Copy out each line below exactly as it appears.

[start]

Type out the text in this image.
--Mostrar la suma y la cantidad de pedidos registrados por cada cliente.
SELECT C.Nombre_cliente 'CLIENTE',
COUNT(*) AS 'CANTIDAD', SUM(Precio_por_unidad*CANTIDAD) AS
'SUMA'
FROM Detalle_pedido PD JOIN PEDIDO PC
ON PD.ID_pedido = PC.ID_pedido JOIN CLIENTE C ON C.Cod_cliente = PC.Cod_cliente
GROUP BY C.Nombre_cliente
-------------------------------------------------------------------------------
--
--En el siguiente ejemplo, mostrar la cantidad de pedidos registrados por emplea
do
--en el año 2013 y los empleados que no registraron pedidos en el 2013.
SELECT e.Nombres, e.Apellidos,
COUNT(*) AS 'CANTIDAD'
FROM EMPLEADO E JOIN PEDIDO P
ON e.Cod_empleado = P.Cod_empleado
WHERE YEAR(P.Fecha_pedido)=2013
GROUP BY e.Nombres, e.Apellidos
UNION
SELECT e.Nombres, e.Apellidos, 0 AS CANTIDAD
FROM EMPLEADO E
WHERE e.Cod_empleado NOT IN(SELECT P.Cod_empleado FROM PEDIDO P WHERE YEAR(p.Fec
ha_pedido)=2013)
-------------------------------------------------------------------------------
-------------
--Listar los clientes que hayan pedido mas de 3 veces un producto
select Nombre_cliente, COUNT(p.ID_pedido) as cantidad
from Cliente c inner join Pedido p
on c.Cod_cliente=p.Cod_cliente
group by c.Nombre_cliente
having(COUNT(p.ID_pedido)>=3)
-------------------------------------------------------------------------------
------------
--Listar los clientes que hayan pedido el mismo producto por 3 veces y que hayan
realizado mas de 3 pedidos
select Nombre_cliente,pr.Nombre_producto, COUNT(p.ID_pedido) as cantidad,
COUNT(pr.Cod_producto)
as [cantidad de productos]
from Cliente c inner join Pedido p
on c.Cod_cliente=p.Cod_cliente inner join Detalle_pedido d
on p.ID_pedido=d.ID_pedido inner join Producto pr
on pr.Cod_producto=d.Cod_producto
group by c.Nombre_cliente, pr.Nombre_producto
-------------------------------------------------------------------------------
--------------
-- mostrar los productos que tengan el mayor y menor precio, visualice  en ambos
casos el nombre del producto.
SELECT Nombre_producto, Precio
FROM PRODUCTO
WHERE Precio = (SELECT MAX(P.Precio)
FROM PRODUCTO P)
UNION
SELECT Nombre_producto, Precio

[end]

- [ANSWER TO THIS EXERCISE]
Type out the text in this image.
--Mostrar la suma y la cantidad de pedidos registrados por cada cliente.
SELECT C.Nombre_cliente 'CLIENTE',
COUNT(*) AS 'CANTIDAD', SUM(Precio_por_unidad*CANTIDAD) AS
'SUMA'
FROM Detalle_pedido PD JOIN PEDIDO PC
ON PD.ID_pedido = PC.ID_pedido JOIN CLIENTE C ON C.Cod_cliente = PC.Cod_cliente
GROUP BY C.Nombre_cliente
-------------------------------------------------------------------------------
--
--En el siguiente ejemplo, mostrar la cantidad de pedidos registrados por emplea
do
--en el año 2013 y los empleados que no registraron pedidos en el 2013.
SELECT e.Nombres, e.Apellidos,
COUNT(*) AS 'CANTIDAD'
FROM EMPLEADO E JOIN PEDIDO P
ON e.Cod_empleado = P.Cod_empleado
WHERE YEAR(P.Fecha_pedido)=2013
GROUP BY e.Nombres, e.Apellidos
UNION
SELECT e.Nombres, e.Apellidos, 0 AS CANTIDAD
FROM EMPLEADO E
WHERE e.Cod_empleado NOT IN(SELECT P.Cod_empleado FROM PEDIDO P WHERE YEAR(p.Fec
ha_pedido)=2013)
-------------------------------------------------------------------------------
-------------
--Listar los clientes que hayan pedido mas de 3 veces un producto
select Nombre_cliente, COUNT(p.ID_pedido) as cantidad
from Cliente c inner join Pedido p
on c.Cod_cliente=p.Cod_cliente
group by c.Nombre_cliente
having(COUNT(p.ID_pedido)>=3)
-------------------------------------------------------------------------------
------------
--Listar los clientes que hayan pedido el mismo producto por 3 veces y que hayan
realizado mas de 3 pedidos
select Nombre_cliente,pr.Nombre_producto, COUNT(p.ID_pedido) as cantidad,
COUNT(pr.Cod_producto)
as [cantidad de productos]
from Cliente c inner join Pedido p
on c.Cod_cliente=p.Cod_cliente inner join Detalle_pedido d
on p.ID_pedido=d.ID_pedido inner join Producto pr
on pr.Cod_producto=d.Cod_producto
group by c.Nombre_cliente, pr.Nombre_producto
-------------------------------------------------------------------------------
--------------
-- mostrar los productos que tengan el mayor y menor precio, visualice  en ambos
casos el nombre del producto.
SELECT Nombre_producto, Precio
FROM PRODUCTO
WHERE Precio = (SELECT MAX(P.Precio)
FROM PRODUCTO P)
UNION
SELECT Nombre_producto, Precio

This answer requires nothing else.